Document excerpt:
All together 691 MB of video, just under 90 minutes in length. If you don't want all segments, or can't afford them, I'd suggest getting 2, 3 and 4 together for basic explanations and techniques, and only getting any of the others if you have a particular interest in those breads. Segments 5 and 6 can be used individually, but are part of a combined section. Segment 5 is also useful as a single segment extension to 2, 3 and 4, showing the whole process.

The CIA's online shop is found at: http://www.ciaprochef.com and these videos are found on the podcast page. You may want to explore the online store: there is a lot of other material available. After you order you'll receive an email with links to download the segment(s) you bought. The servers are quite slow and, effectively, you will only be able to download one video at a time. For all 9 videos, and on a very fast Internet connection, this took me about 70 minutes. So beware! (Tip: Download each next segment while watching the previous one).

Conclusion: Great buy for anybody that wants to learn more than baking one recipe all the time and wants to venture into a couple of different styles of bread. Any or all of the segments are well taped and digitized with as good a quality and resolution as may be expected from an original VHS production. The material represents classic knowledge about french techniques that have wide applicability to all bakers. As video material, this is necessarily less complete than Calvel's seminal work "Le Gout du Pain" or its english translation "A Taste of Bread", but at the same time it is much more friendly to the beginning or home baker that wants to learn more. Well worth the money, in my opinion, for each segment that is of interest to you, or for all of them. Unfortunately there is no discount available for getting all of them.



--dolf


See my My Bread Adventures in pictures
staff of life's picture
staff of life

I was always interested in the series, but didn't want to do VHS, so I'm glad that there's now a way around it.  Looks like I'm going to be shelling out some money soon, thanks to the new book from SFBI and now this.  It's money well spent!

SOL

LindyD's picture
LindyD

Thanks very much, Dolf. The videos look quite interesting and I'll definitely download a few this weekend.

After 18+ years of dialup (yes, I started out with a Vic-20 back in the "good old days" of text only Internet) DSL was just made available here in the boonies. It is so delightful to be able to access such good information.

Required tasks:
[1] Answer from the forum post:
(a) How many megabytes of video are there in all?
(b) About how long did it take the writer to download all 9 videos?
(c) Is there a discount for buying all of the segments?
[2] Set down the part of the forum post starting with "See my My Bread" and going on through "money well spent!", word for word.
The material has no connection to the forum post.

Source material:
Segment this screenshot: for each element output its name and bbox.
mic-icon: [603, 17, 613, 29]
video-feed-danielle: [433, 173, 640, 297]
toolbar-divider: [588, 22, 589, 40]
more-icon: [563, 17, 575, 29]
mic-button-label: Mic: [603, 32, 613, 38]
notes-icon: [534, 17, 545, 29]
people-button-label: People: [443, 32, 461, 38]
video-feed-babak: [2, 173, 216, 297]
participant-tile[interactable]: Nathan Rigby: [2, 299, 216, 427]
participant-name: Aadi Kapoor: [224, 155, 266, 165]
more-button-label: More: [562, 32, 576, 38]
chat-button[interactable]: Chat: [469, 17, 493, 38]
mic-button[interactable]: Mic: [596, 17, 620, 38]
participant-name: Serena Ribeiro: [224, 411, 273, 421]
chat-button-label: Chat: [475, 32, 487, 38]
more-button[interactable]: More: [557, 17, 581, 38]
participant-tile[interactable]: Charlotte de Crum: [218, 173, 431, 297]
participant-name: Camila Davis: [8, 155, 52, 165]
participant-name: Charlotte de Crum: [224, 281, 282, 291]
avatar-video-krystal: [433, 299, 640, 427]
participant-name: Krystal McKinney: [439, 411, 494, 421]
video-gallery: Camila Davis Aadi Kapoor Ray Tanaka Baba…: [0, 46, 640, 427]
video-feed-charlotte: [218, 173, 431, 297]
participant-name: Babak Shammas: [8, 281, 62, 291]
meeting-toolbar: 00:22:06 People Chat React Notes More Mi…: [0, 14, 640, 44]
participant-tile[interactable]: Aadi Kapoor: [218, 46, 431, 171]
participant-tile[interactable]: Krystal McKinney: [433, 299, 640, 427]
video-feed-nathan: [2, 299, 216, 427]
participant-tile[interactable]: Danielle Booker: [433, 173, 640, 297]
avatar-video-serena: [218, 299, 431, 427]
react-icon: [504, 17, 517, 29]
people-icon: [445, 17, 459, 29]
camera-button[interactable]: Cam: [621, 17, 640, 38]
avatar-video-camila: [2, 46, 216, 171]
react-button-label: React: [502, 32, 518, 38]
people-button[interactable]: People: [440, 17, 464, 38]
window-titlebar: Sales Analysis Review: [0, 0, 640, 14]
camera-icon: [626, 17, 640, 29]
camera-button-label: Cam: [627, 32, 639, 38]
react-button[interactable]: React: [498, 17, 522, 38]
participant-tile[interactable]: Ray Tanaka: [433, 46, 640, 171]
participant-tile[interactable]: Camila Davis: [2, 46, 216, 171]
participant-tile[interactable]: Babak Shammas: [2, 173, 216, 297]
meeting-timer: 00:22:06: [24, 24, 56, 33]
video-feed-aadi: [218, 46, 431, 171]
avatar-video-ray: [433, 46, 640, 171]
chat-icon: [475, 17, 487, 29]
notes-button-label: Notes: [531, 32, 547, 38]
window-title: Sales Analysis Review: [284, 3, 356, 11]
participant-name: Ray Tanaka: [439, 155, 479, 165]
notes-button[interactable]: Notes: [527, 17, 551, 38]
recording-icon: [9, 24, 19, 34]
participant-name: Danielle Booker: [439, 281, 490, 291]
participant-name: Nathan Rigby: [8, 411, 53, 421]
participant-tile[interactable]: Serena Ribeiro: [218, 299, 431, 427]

Written responses:
[1]
(a) 691 MB
(b) About 70 minutes
(c) No

[2]
See my My Bread Adventures in pictures
staff of life's picture
staff of life

I was always interested in the series, but didn't want to do VHS, so I'm glad that there's now a way around it.  Looks like I'm going to be shelling out some money soon, thanks to the new book from SFBI and now this.  It's money well spent!